### What is required
Continue the notebook excerpt on identifying the directors with the highest movie revenue from 2010 to 2018, starting after its final line of code.

### Text passage

++++++++++

I create two new DataFrames: most_successful_avg_rev and most_successful_single_rev to analyze which directors directed the most successful movies in 2010 - 2018 from a monetary standpoint.

I look at both the top 15 directors whose movies produced the highest mean revenue as well as the directors of the top 15 movies with the highest revenue.

In [777]:
#Creating new dataset that merges directors_df and persons_df from the imdb data
#which will eventually merge with avg_tot_revenue_per_genre

#Merging directors_df with persons_df
director_info = pd.merge(directors_df, persons_df, left_on = 'person_id', right_on = 'person_id')

#Dropping the columns birth_year and death_year because they are not relevant to our analysis
director_info = director_info.drop('birth_year', axis = 1)
director_info = director_info.drop('death_year', axis = 1)

#Merging director_info with avg_tot_revenue_per_genre
most_successful = pd.merge(director_info, avg_tot_revenue_per_genre,\
                           left_on = 'movie_id', right_on = 'movie_id')

#Dropping duplicate movie ids
most_successful = most_successful.drop_duplicates('movie_id')

#Dropping more columns that are not relevant to our analysis
most_successful = most_successful.drop(columns = ['original_title', 'genres', 'numvotes'])

#1541 ENTRIES

In [843]:
#Making a DataDrame of the directors with the highest mean revenue in 2010-2018
most_successful_avg_rev = most_successful.groupby('primary_name')['total_revenue']\
                                            .mean().sort_values(ascending = False).head(15)

most_successful_avg_rev = most_successful_avg_rev.to_frame()
most_successful_avg_rev = most_successful_avg_rev.reset_index()

++++++++++

### Records provided
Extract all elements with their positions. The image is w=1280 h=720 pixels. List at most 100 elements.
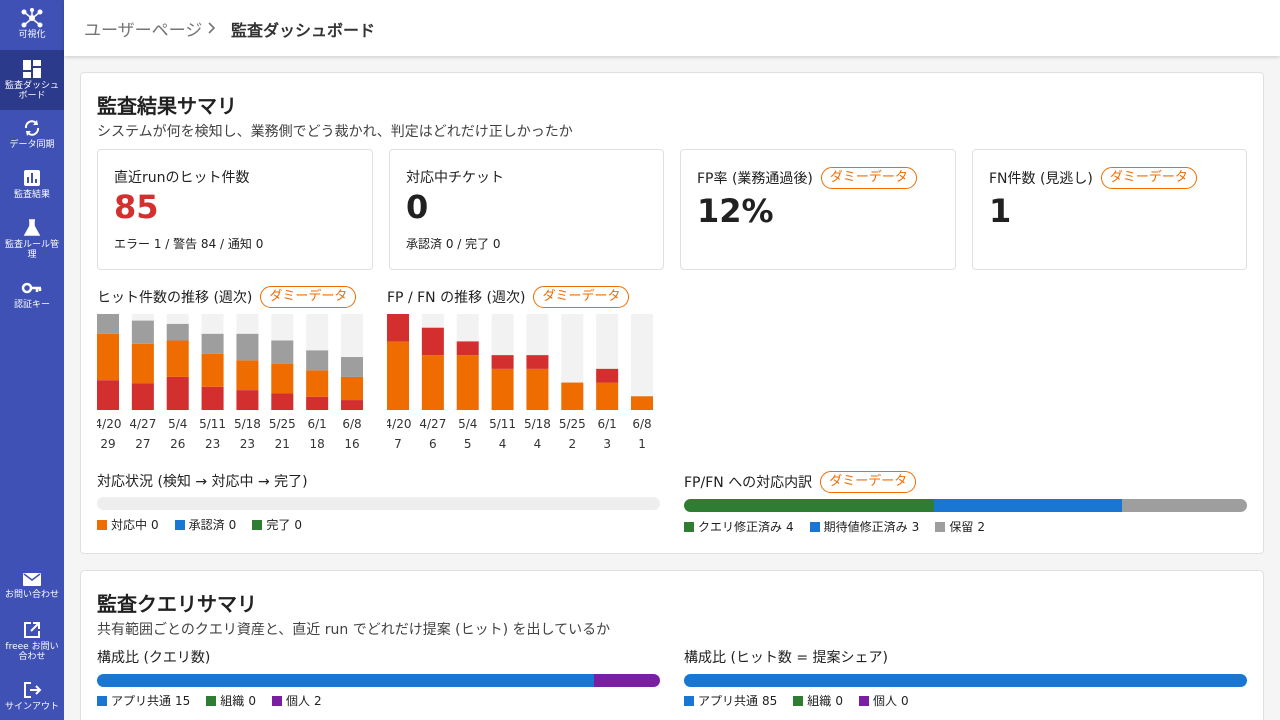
bar-segment — [341, 400, 364, 410]
nav-label: freee お問い合わせ — [5, 642, 59, 662]
legend-name: 個人 — [872, 694, 897, 708]
share-segment — [593, 674, 660, 687]
x-tick-label: 5/18 — [524, 417, 551, 431]
x-tick-label: 6/8 — [342, 417, 361, 431]
bar-segment — [166, 376, 189, 410]
legend-item: 完了 0 — [252, 516, 302, 533]
bar-segment — [387, 314, 409, 342]
chart-title: 構成比 (クエリ数) — [97, 650, 211, 666]
bar-segment — [201, 353, 224, 387]
bar-segment — [306, 370, 329, 397]
share-segment — [97, 674, 594, 687]
bar-segment — [387, 341, 409, 410]
nav-icon — [21, 8, 43, 28]
legend-value: 0 — [835, 693, 843, 708]
section-subtitle: 共有範囲ごとのクエリ資産と、直近 run でどれだけ提案 (ヒット) を出してい… — [97, 622, 611, 638]
section-title: 監査クエリサマリ — [97, 592, 257, 616]
share-track — [684, 499, 1247, 512]
nav-item[interactable]: 監査結果 — [0, 168, 64, 200]
total-label: 4 — [534, 437, 542, 451]
nav-icon — [21, 282, 42, 294]
legend: 対応中 0 承認済 0 完了 0 — [97, 516, 318, 533]
bar-segment — [97, 314, 119, 334]
x-tick-label: 5/11 — [199, 417, 226, 431]
bar-segment — [526, 355, 549, 369]
bar-segment — [341, 376, 364, 401]
legend-item: 個人 0 — [858, 692, 909, 709]
share-segment — [1121, 499, 1247, 512]
total-label: 16 — [344, 437, 359, 451]
total-label: 4 — [499, 437, 507, 451]
bar-segment — [491, 355, 514, 369]
legend-value: 15 — [175, 693, 191, 708]
total-label: 3 — [603, 437, 611, 451]
bar-segment — [306, 350, 329, 371]
nav-item[interactable]: データ同期 — [0, 118, 64, 150]
bar-segment — [271, 340, 294, 364]
bar-segment — [306, 396, 329, 410]
share-chart: クエリ修正済み 4 期待値修正済み 3 保留 2 — [684, 499, 1247, 539]
chart-title: 対応状況 (検知 → 対応中 → 完了) — [97, 474, 308, 490]
legend-value: 0 — [151, 517, 159, 532]
legend-item: 組織 0 — [793, 692, 843, 709]
legend-value: 0 — [900, 693, 909, 708]
share-segment — [684, 674, 1247, 687]
total-label: 18 — [310, 437, 325, 451]
bar-segment — [97, 380, 119, 410]
nav-item[interactable]: 監査ルール管理 — [0, 218, 64, 260]
bar-track — [631, 314, 654, 410]
share-chart: アプリ共通 85 組織 0 個人 0 — [684, 674, 1247, 714]
header: ユーザーページ 監査ダッシュボード — [64, 0, 1280, 56]
nav-icon — [23, 60, 41, 78]
nav-icon — [24, 622, 40, 638]
sidebar: 可視化 監査ダッシュボード データ同期 監査結果 監査ルール管理 認証キー お問… — [0, 0, 64, 720]
bar-segment — [131, 343, 154, 384]
bar-segment — [341, 357, 364, 377]
breadcrumb-current: 監査ダッシュボード — [231, 21, 376, 40]
nav-item[interactable]: お問い合わせ — [0, 570, 64, 600]
legend-name: 組織 — [807, 694, 832, 708]
share-chart: 対応中 0 承認済 0 完了 0 — [97, 497, 660, 537]
bar-segment — [201, 386, 224, 410]
nav-label: 監査結果 — [13, 190, 50, 200]
total-label: 23 — [205, 437, 220, 451]
bar-segment — [131, 383, 154, 410]
bar-segment — [271, 363, 294, 394]
x-tick-label: 4/20 — [387, 417, 411, 431]
kpi-value: 12% — [697, 192, 774, 230]
nav-item[interactable]: 監査ダッシュボード — [0, 50, 64, 110]
bar-segment — [131, 320, 154, 344]
legend-value: 0 — [294, 517, 302, 532]
bar-segment — [631, 396, 654, 410]
legend-swatch — [97, 695, 107, 706]
kpi-label: 直近runのヒット件数 — [114, 170, 250, 186]
nav-item[interactable]: freee お問い合わせ — [0, 620, 64, 662]
legend-value: 85 — [762, 693, 778, 708]
total-label: 23 — [240, 437, 255, 451]
legend-name: 組織 — [220, 694, 245, 708]
chart-title: FP / FN の推移 (週次) — [387, 290, 526, 306]
nav-item[interactable]: 可視化 — [0, 8, 64, 40]
legend-name: クエリ修正済み — [698, 520, 783, 534]
bar-segment — [561, 382, 584, 410]
legend: アプリ共通 85 組織 0 個人 0 — [684, 692, 925, 709]
legend-swatch — [684, 521, 694, 532]
kpi-card: 直近runのヒット件数 85 エラー 1 / 警告 84 / 通知 0 — [97, 149, 373, 270]
section-title: 監査結果サマリ — [97, 94, 237, 118]
breadcrumb-link[interactable]: ユーザーページ — [84, 21, 203, 41]
share-segment — [934, 499, 1122, 512]
legend-name: アプリ共通 — [698, 694, 759, 708]
bar-segment — [97, 333, 119, 381]
nav-item[interactable]: 認証キー — [0, 278, 64, 310]
x-tick-label: 6/1 — [598, 417, 617, 431]
badge: ダミーデータ — [533, 286, 630, 308]
legend-value: 2 — [313, 693, 322, 708]
legend-item: 個人 2 — [271, 692, 322, 709]
total-label: 27 — [135, 437, 150, 451]
bar-segment — [596, 382, 619, 410]
legend-swatch — [206, 695, 217, 706]
total-label: 2 — [568, 437, 576, 451]
bar-segment — [236, 390, 259, 410]
nav-item[interactable]: サインアウト — [0, 680, 64, 712]
legend-swatch — [935, 521, 946, 532]
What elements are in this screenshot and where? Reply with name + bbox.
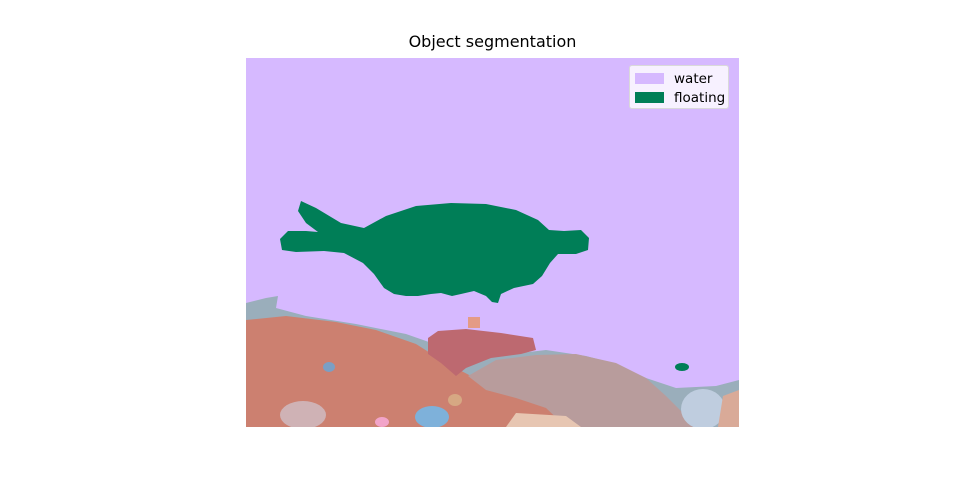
- floating-object-region: [280, 201, 589, 303]
- pebble-region-1: [280, 401, 326, 427]
- legend-item-water: water: [635, 69, 723, 88]
- segmentation-mask: [246, 58, 739, 427]
- pebble-region-4: [448, 394, 462, 406]
- pebble-region-2: [415, 406, 449, 427]
- sand-region-bottom: [506, 413, 581, 427]
- legend: water floating: [629, 65, 729, 109]
- figure-title: Object segmentation: [408, 32, 577, 51]
- legend-item-floating: floating: [635, 88, 726, 107]
- rock-region-left: [246, 316, 586, 427]
- stone-region-right: [681, 389, 725, 427]
- pebble-region-3: [375, 417, 389, 427]
- sand-region-right: [718, 390, 739, 427]
- small-marker-region: [468, 317, 480, 328]
- legend-label-floating: floating: [674, 89, 726, 106]
- boulder-region: [468, 354, 696, 427]
- legend-swatch-water: [635, 73, 664, 84]
- legend-swatch-floating: [635, 92, 664, 103]
- legend-label-water: water: [674, 70, 713, 87]
- pebble-region-5: [323, 362, 335, 372]
- object-region-center: [428, 329, 536, 376]
- floating-object-small-region: [675, 363, 689, 371]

++++++++++

### Reply
#Making a DataFrame of the directors with the highest revenue from a single movie in 2010-2018
most_successful_single_rev = most_successful[['primary_name','primary_title','year','total_revenue',]]\
                            .sort_values(by = 'total_revenue', ascending = False).head(15)

#Creating a list of directors that appear in both of the above DataFrames
best_directors = []
for x in most_successful_avg_rev['primary_name']:
    if x in most_successful_single_rev['primary_name'].values:
            best_directors.append(x)

### Preparing the DataFrames for Insight 4: Actors and Actresses from the Most Successful Movies

I create two new DataFrames: best_actors_avg_rev and best_actors_single_rev to analyze which actors/actresses were in the most successful movies in 2010 - 2018 from a monetary standpoint.

Like I do with the directors, I look at both the top 15 actors/actresses whose movies produced the highest mean revenue as well as the actors/actresses of the top 15 movies with the highest revenue.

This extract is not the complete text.